----- Data section

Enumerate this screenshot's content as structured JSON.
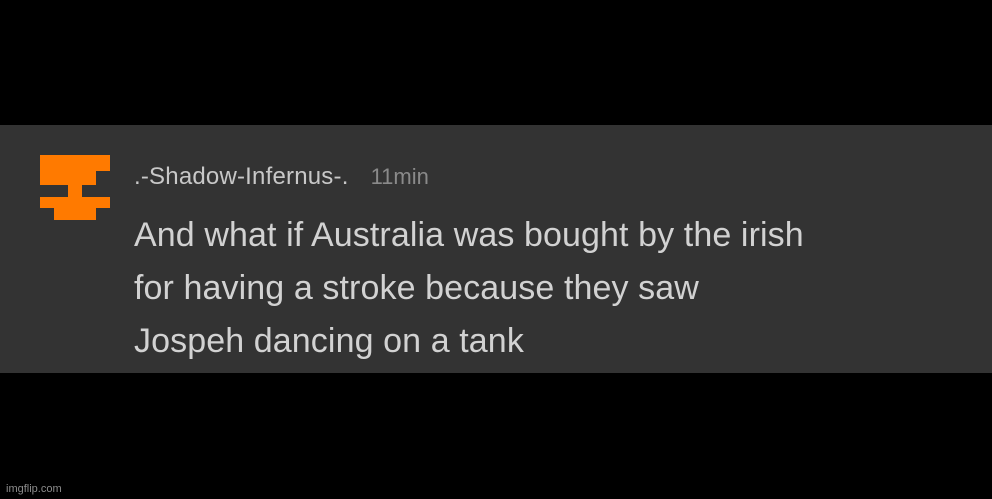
{
  "comment": {
    "avatar_icon": "pixel-face-icon",
    "avatar_color": "#ff7a00",
    "username": ".-Shadow-Infernus-.",
    "timestamp": "11min",
    "text": "And what if Australia was bought by the irish\nfor having a stroke because they saw\nJospeh dancing on a tank"
  },
  "watermark": {
    "text": "imgflip.com"
  },
  "colors": {
    "background": "#000000",
    "card": "#333333",
    "username": "#c8c8c8",
    "timestamp": "#8a8a8a",
    "body_text": "#d2d2d2"
  }
}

----------

Return the whole listing, word for word, and leave out every picture.

# Exercise output:
Enumerate this screenshot's content as structured JSON.
{
  "comment": {
    "avatar_icon": "pixel-face-icon",
    "avatar_color": "#ff7a00",
    "username": ".-Shadow-Infernus-.",
    "timestamp": "11min",
    "text": "And what if Australia was bought by the irish\nfor having a stroke because they saw\nJospeh dancing on a tank"
  },
  "watermark": {
    "text": "imgflip.com"
  },
  "colors": {
    "background": "#000000",
    "card": "#333333",
    "username": "#c8c8c8",
    "timestamp": "#8a8a8a",
    "body_text": "#d2d2d2"
  }
}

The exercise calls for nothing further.